• **Stated goal**
Omit every picture while repeating the entries exactly.

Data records
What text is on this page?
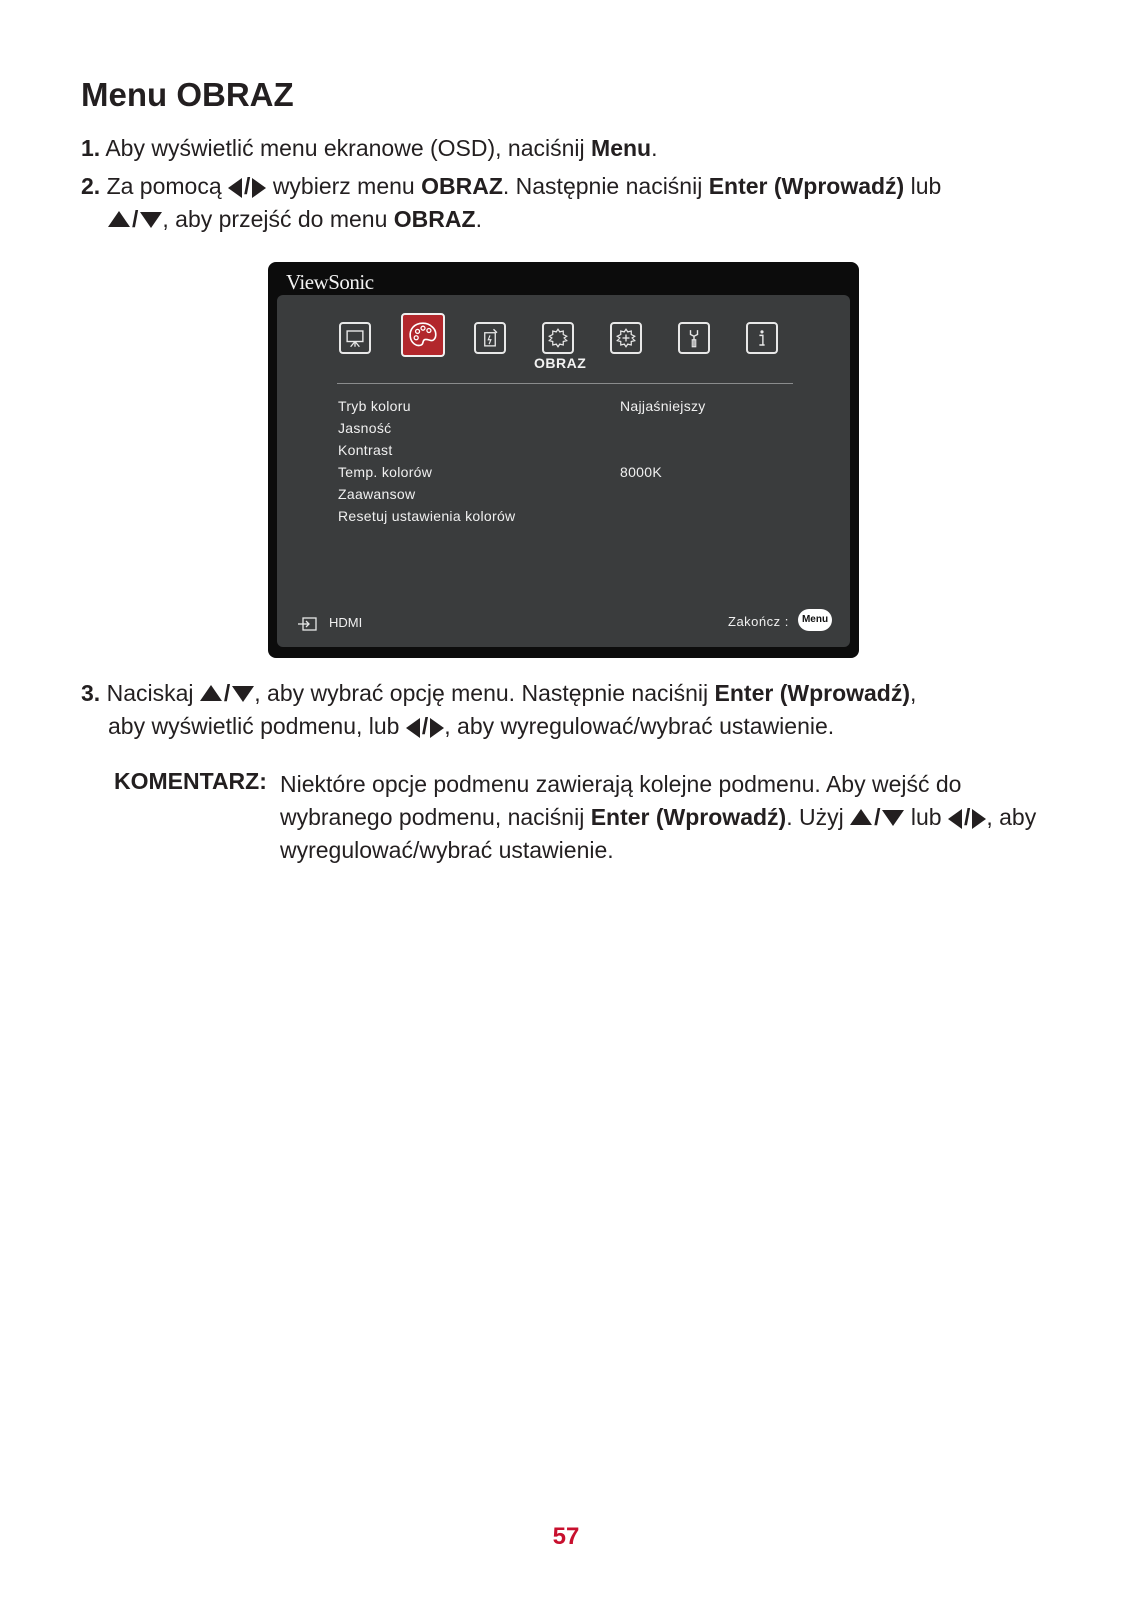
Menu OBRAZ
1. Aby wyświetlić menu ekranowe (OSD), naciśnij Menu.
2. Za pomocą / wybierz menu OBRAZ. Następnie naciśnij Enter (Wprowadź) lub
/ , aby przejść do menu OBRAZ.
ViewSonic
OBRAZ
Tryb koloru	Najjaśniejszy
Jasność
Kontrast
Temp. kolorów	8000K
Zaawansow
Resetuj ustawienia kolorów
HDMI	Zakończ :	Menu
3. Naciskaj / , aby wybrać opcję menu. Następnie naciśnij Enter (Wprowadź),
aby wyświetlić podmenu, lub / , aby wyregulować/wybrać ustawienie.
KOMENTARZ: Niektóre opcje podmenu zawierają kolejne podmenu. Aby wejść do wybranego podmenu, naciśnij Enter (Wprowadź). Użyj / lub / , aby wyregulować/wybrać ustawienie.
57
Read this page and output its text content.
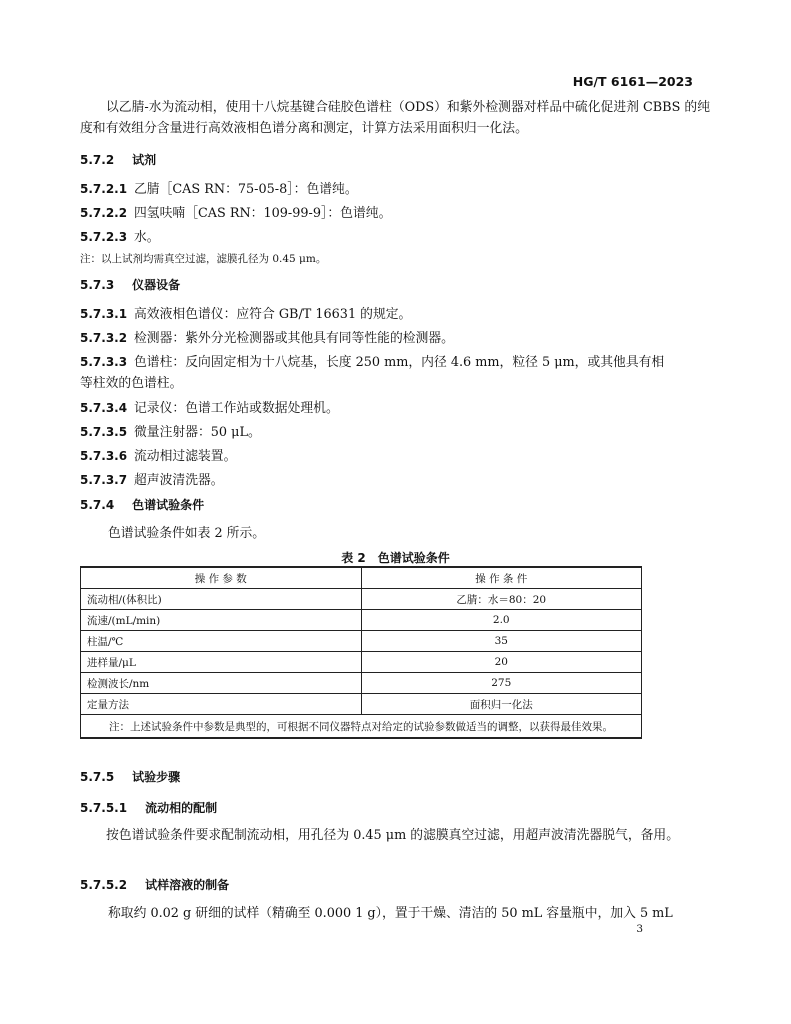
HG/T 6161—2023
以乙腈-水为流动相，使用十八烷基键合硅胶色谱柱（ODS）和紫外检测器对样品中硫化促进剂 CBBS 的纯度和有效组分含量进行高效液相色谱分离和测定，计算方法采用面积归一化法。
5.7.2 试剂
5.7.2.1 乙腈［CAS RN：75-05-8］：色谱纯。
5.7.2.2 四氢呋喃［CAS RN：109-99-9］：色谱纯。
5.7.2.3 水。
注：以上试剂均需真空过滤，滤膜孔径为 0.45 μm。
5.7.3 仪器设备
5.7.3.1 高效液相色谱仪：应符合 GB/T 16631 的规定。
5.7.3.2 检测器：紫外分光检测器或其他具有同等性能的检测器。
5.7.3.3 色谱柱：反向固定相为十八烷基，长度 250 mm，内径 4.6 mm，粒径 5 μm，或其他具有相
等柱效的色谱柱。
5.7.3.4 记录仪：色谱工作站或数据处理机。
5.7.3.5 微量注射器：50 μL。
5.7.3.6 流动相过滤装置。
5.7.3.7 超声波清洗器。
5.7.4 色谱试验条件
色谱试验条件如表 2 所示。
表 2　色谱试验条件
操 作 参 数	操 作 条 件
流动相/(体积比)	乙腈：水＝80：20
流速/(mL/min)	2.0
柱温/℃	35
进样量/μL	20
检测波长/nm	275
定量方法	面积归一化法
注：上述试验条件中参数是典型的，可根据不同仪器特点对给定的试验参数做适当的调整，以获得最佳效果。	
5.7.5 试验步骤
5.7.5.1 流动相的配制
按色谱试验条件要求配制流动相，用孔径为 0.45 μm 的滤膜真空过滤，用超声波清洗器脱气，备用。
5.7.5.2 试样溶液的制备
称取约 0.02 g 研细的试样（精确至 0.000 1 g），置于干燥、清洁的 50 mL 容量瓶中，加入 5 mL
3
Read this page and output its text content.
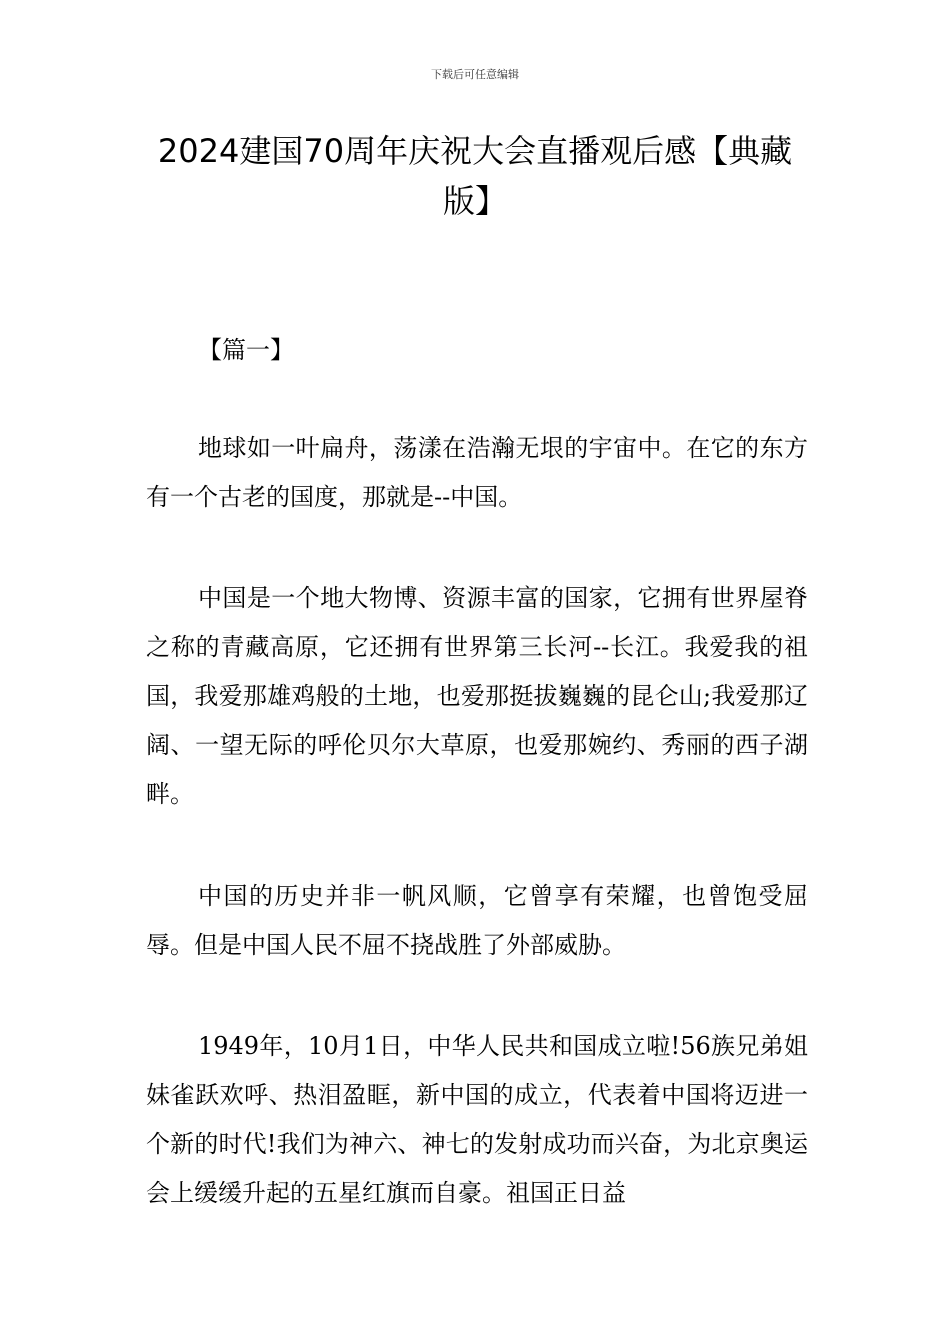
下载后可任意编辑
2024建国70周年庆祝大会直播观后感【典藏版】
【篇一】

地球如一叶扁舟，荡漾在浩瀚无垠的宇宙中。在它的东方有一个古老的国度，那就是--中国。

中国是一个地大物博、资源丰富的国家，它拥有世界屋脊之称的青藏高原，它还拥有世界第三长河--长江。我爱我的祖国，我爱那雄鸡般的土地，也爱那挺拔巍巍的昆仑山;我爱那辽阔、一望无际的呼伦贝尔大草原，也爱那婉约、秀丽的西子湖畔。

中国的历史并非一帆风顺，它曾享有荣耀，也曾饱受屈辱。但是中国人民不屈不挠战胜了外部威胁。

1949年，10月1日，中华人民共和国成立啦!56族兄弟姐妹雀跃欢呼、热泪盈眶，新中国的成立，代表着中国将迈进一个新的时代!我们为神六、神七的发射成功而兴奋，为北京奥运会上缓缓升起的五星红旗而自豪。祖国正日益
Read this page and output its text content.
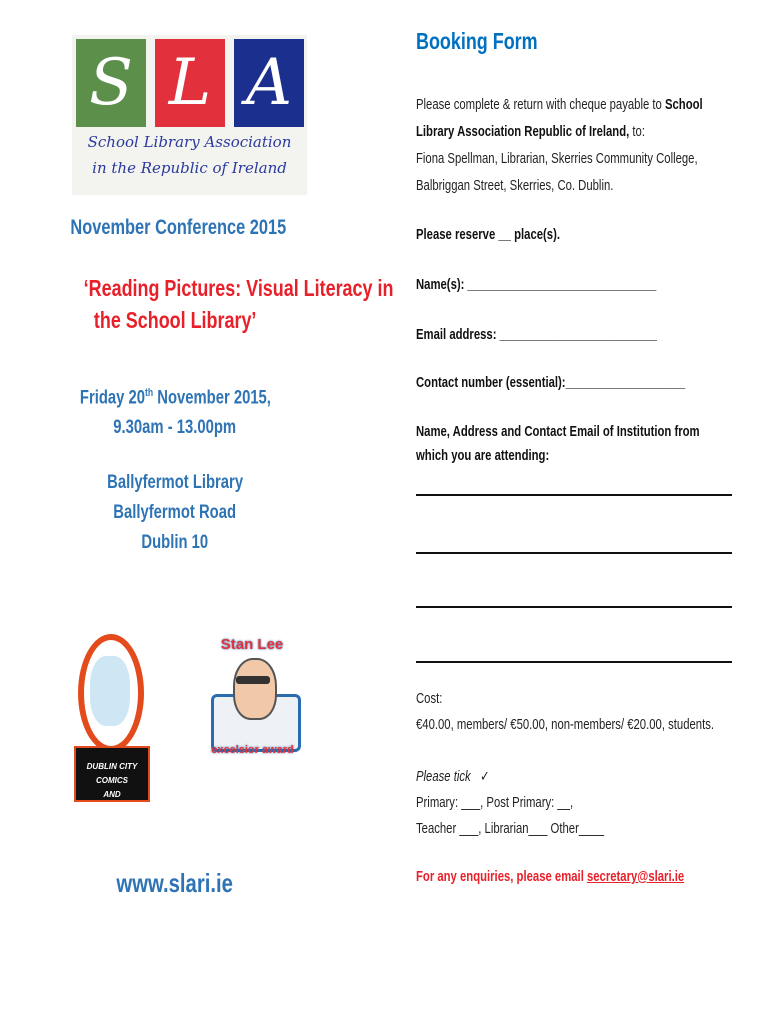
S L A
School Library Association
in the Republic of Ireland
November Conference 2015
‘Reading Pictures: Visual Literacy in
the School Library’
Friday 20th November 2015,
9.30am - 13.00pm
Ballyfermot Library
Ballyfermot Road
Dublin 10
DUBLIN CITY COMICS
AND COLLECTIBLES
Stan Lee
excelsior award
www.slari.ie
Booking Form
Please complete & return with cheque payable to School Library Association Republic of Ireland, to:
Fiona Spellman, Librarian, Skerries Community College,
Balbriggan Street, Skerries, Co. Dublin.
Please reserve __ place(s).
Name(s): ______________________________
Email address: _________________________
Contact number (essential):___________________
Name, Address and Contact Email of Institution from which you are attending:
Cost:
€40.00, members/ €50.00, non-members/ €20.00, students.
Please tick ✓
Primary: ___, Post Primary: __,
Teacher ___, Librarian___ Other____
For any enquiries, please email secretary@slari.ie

• **Result below**
What text is on this page?
Menu OBRAZ
1. Aby wyświetlić menu ekranowe (OSD), naciśnij Menu.
2. Za pomocą / wybierz menu OBRAZ. Następnie naciśnij Enter (Wprowadź) lub
/ , aby przejść do menu OBRAZ.
ViewSonic
OBRAZ
Tryb koloru	Najjaśniejszy
Jasność
Kontrast
Temp. kolorów	8000K
Zaawansow
Resetuj ustawienia kolorów
HDMI	Zakończ :	Menu
3. Naciskaj / , aby wybrać opcję menu. Następnie naciśnij Enter (Wprowadź),
aby wyświetlić podmenu, lub / , aby wyregulować/wybrać ustawienie.
KOMENTARZ: Niektóre opcje podmenu zawierają kolejne podmenu. Aby wejść do wybranego podmenu, naciśnij Enter (Wprowadź). Użyj / lub / , aby wyregulować/wybrać ustawienie.
57
Read this page and output its text content.
HG/T 6161—2023
以乙腈-水为流动相，使用十八烷基键合硅胶色谱柱（ODS）和紫外检测器对样品中硫化促进剂 CBBS 的纯度和有效组分含量进行高效液相色谱分离和测定，计算方法采用面积归一化法。
5.7.2 试剂
5.7.2.1 乙腈［CAS RN：75-05-8］：色谱纯。
5.7.2.2 四氢呋喃［CAS RN：109-99-9］：色谱纯。
5.7.2.3 水。
注：以上试剂均需真空过滤，滤膜孔径为 0.45 μm。
5.7.3 仪器设备
5.7.3.1 高效液相色谱仪：应符合 GB/T 16631 的规定。
5.7.3.2 检测器：紫外分光检测器或其他具有同等性能的检测器。
5.7.3.3 色谱柱：反向固定相为十八烷基，长度 250 mm，内径 4.6 mm，粒径 5 μm，或其他具有相
等柱效的色谱柱。
5.7.3.4 记录仪：色谱工作站或数据处理机。
5.7.3.5 微量注射器：50 μL。
5.7.3.6 流动相过滤装置。
5.7.3.7 超声波清洗器。
5.7.4 色谱试验条件
色谱试验条件如表 2 所示。
表 2　色谱试验条件
操 作 参 数	操 作 条 件
流动相/(体积比)	乙腈：水＝80：20
流速/(mL/min)	2.0
柱温/℃	35
进样量/μL	20
检测波长/nm	275
定量方法	面积归一化法
注：上述试验条件中参数是典型的，可根据不同仪器特点对给定的试验参数做适当的调整，以获得最佳效果。	
5.7.5 试验步骤
5.7.5.1 流动相的配制
按色谱试验条件要求配制流动相，用孔径为 0.45 μm 的滤膜真空过滤，用超声波清洗器脱气，备用。
5.7.5.2 试样溶液的制备
称取约 0.02 g 研细的试样（精确至 0.000 1 g），置于干燥、清洁的 50 mL 容量瓶中，加入 5 mL
3
Read this page and output its text content.
下载后可任意编辑
2024建国70周年庆祝大会直播观后感【典藏版】
【篇一】

地球如一叶扁舟，荡漾在浩瀚无垠的宇宙中。在它的东方有一个古老的国度，那就是--中国。

中国是一个地大物博、资源丰富的国家，它拥有世界屋脊之称的青藏高原，它还拥有世界第三长河--长江。我爱我的祖国，我爱那雄鸡般的土地，也爱那挺拔巍巍的昆仑山;我爱那辽阔、一望无际的呼伦贝尔大草原，也爱那婉约、秀丽的西子湖畔。

中国的历史并非一帆风顺，它曾享有荣耀，也曾饱受屈辱。但是中国人民不屈不挠战胜了外部威胁。

1949年，10月1日，中华人民共和国成立啦!56族兄弟姐妹雀跃欢呼、热泪盈眶，新中国的成立，代表着中国将迈进一个新的时代!我们为神六、神七的发射成功而兴奋，为北京奥运会上缓缓升起的五星红旗而自豪。祖国正日益
Read this page and output its text content.
S L A
School Library Association
in the Republic of Ireland
November Conference 2015
‘Reading Pictures: Visual Literacy in
the School Library’
Friday 20th November 2015,
9.30am - 13.00pm
Ballyfermot Library
Ballyfermot Road
Dublin 10
DUBLIN CITY COMICS
AND COLLECTIBLES
Stan Lee
excelsior award
www.slari.ie
Booking Form
Please complete & return with cheque payable to School Library Association Republic of Ireland, to:
Fiona Spellman, Librarian, Skerries Community College,
Balbriggan Street, Skerries, Co. Dublin.
Please reserve __ place(s).
Name(s): ______________________________
Email address: _________________________
Contact number (essential):___________________
Name, Address and Contact Email of Institution from which you are attending:
Cost:
€40.00, members/ €50.00, non-members/ €20.00, students.
Please tick ✓
Primary: ___, Post Primary: __,
Teacher ___, Librarian___ Other____
For any enquiries, please email secretary@slari.ie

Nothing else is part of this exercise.